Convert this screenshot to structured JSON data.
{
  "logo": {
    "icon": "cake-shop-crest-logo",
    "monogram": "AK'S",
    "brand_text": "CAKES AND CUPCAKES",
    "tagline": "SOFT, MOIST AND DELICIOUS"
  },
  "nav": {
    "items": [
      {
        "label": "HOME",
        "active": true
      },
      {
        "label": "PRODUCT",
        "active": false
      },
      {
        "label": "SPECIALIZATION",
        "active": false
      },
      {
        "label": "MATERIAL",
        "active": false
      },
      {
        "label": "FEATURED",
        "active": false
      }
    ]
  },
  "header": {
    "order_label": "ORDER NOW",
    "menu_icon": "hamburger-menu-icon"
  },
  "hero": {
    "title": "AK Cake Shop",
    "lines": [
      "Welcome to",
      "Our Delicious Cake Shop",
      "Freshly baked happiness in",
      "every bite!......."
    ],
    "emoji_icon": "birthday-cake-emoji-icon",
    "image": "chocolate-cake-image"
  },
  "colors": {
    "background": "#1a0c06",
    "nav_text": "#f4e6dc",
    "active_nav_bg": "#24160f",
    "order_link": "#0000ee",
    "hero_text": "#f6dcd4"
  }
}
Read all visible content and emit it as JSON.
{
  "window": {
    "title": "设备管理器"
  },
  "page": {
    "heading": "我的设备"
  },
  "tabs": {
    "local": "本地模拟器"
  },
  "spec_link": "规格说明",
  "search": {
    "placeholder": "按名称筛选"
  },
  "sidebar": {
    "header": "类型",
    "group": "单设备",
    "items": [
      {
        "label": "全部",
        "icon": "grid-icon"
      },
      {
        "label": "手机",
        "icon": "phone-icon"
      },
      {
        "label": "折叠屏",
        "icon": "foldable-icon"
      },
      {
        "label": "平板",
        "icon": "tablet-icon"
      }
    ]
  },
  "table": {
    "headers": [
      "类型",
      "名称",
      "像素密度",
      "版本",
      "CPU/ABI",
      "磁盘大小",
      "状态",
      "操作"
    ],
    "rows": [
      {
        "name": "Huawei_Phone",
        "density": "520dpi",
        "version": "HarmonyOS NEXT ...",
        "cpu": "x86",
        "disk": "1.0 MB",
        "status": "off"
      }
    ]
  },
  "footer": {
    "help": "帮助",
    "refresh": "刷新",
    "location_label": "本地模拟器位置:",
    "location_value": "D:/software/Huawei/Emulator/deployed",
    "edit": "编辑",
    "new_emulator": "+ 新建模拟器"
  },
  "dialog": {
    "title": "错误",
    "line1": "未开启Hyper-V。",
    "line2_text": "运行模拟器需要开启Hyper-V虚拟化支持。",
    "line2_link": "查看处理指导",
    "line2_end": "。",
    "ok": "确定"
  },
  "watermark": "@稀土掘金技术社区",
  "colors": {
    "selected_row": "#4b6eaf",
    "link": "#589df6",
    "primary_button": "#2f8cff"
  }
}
######
**WORK TO BE COMPLETED:** Write every line of the material above again, exactly.

**COMPLETE OUTPUT:**
Convert this screenshot to structured JSON data.
{
  "logo": {
    "icon": "cake-shop-crest-logo",
    "monogram": "AK'S",
    "brand_text": "CAKES AND CUPCAKES",
    "tagline": "SOFT, MOIST AND DELICIOUS"
  },
  "nav": {
    "items": [
      {
        "label": "HOME",
        "active": true
      },
      {
        "label": "PRODUCT",
        "active": false
      },
      {
        "label": "SPECIALIZATION",
        "active": false
      },
      {
        "label": "MATERIAL",
        "active": false
      },
      {
        "label": "FEATURED",
        "active": false
      }
    ]
  },
  "header": {
    "order_label": "ORDER NOW",
    "menu_icon": "hamburger-menu-icon"
  },
  "hero": {
    "title": "AK Cake Shop",
    "lines": [
      "Welcome to",
      "Our Delicious Cake Shop",
      "Freshly baked happiness in",
      "every bite!......."
    ],
    "emoji_icon": "birthday-cake-emoji-icon",
    "image": "chocolate-cake-image"
  },
  "colors": {
    "background": "#1a0c06",
    "nav_text": "#f4e6dc",
    "active_nav_bg": "#24160f",
    "order_link": "#0000ee",
    "hero_text": "#f6dcd4"
  }
}
Read all visible content and emit it as JSON.
{
  "window": {
    "title": "设备管理器"
  },
  "page": {
    "heading": "我的设备"
  },
  "tabs": {
    "local": "本地模拟器"
  },
  "spec_link": "规格说明",
  "search": {
    "placeholder": "按名称筛选"
  },
  "sidebar": {
    "header": "类型",
    "group": "单设备",
    "items": [
      {
        "label": "全部",
        "icon": "grid-icon"
      },
      {
        "label": "手机",
        "icon": "phone-icon"
      },
      {
        "label": "折叠屏",
        "icon": "foldable-icon"
      },
      {
        "label": "平板",
        "icon": "tablet-icon"
      }
    ]
  },
  "table": {
    "headers": [
      "类型",
      "名称",
      "像素密度",
      "版本",
      "CPU/ABI",
      "磁盘大小",
      "状态",
      "操作"
    ],
    "rows": [
      {
        "name": "Huawei_Phone",
        "density": "520dpi",
        "version": "HarmonyOS NEXT ...",
        "cpu": "x86",
        "disk": "1.0 MB",
        "status": "off"
      }
    ]
  },
  "footer": {
    "help": "帮助",
    "refresh": "刷新",
    "location_label": "本地模拟器位置:",
    "location_value": "D:/software/Huawei/Emulator/deployed",
    "edit": "编辑",
    "new_emulator": "+ 新建模拟器"
  },
  "dialog": {
    "title": "错误",
    "line1": "未开启Hyper-V。",
    "line2_text": "运行模拟器需要开启Hyper-V虚拟化支持。",
    "line2_link": "查看处理指导",
    "line2_end": "。",
    "ok": "确定"
  },
  "watermark": "@稀土掘金技术社区",
  "colors": {
    "selected_row": "#4b6eaf",
    "link": "#589df6",
    "primary_button": "#2f8cff"
  }
}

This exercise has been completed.